* **To do**:
Pictures in the data below are not part of the copy; transcribe everything else exactly.

[Dataset records]
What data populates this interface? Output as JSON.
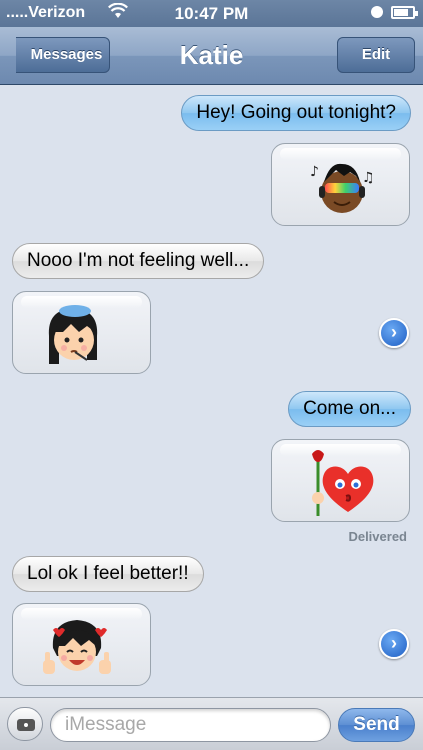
{
  "status_bar": {
    "carrier": ".....Verizon",
    "time": "10:47 PM"
  },
  "nav": {
    "back_label": "Messages",
    "title": "Katie",
    "edit_label": "Edit"
  },
  "messages": [
    {
      "direction": "outgoing",
      "text": "Hey! Going out tonight?"
    },
    {
      "direction": "outgoing",
      "media": "emoji-boy-headphones-sunglasses-icon"
    },
    {
      "direction": "incoming",
      "text": "Nooo I'm not feeling well..."
    },
    {
      "direction": "incoming",
      "media": "emoji-girl-ice-pack-thermometer-icon",
      "has_forward_button": true
    },
    {
      "direction": "outgoing",
      "text": "Come on..."
    },
    {
      "direction": "outgoing",
      "media": "emoji-heart-kiss-rose-icon",
      "status": "Delivered"
    },
    {
      "direction": "incoming",
      "text": "Lol ok I feel better!!"
    },
    {
      "direction": "incoming",
      "media": "emoji-girl-thumbs-up-hearts-icon",
      "has_forward_button": true
    }
  ],
  "input_bar": {
    "placeholder": "iMessage",
    "send_label": "Send"
  },
  "colors": {
    "nav_bar": "#7b96ba",
    "outgoing_bubble": "#8fc7f0",
    "incoming_bubble": "#e8e8e8",
    "background": "#dbe2ed",
    "send_button": "#5d8fd3"
  }
}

* **Full solution**:
What data populates this interface? Output as JSON.
{
  "status_bar": {
    "carrier": ".....Verizon",
    "time": "10:47 PM"
  },
  "nav": {
    "back_label": "Messages",
    "title": "Katie",
    "edit_label": "Edit"
  },
  "messages": [
    {
      "direction": "outgoing",
      "text": "Hey! Going out tonight?"
    },
    {
      "direction": "outgoing",
      "media": "emoji-boy-headphones-sunglasses-icon"
    },
    {
      "direction": "incoming",
      "text": "Nooo I'm not feeling well..."
    },
    {
      "direction": "incoming",
      "media": "emoji-girl-ice-pack-thermometer-icon",
      "has_forward_button": true
    },
    {
      "direction": "outgoing",
      "text": "Come on..."
    },
    {
      "direction": "outgoing",
      "media": "emoji-heart-kiss-rose-icon",
      "status": "Delivered"
    },
    {
      "direction": "incoming",
      "text": "Lol ok I feel better!!"
    },
    {
      "direction": "incoming",
      "media": "emoji-girl-thumbs-up-hearts-icon",
      "has_forward_button": true
    }
  ],
  "input_bar": {
    "placeholder": "iMessage",
    "send_label": "Send"
  },
  "colors": {
    "nav_bar": "#7b96ba",
    "outgoing_bubble": "#8fc7f0",
    "incoming_bubble": "#e8e8e8",
    "background": "#dbe2ed",
    "send_button": "#5d8fd3"
  }
}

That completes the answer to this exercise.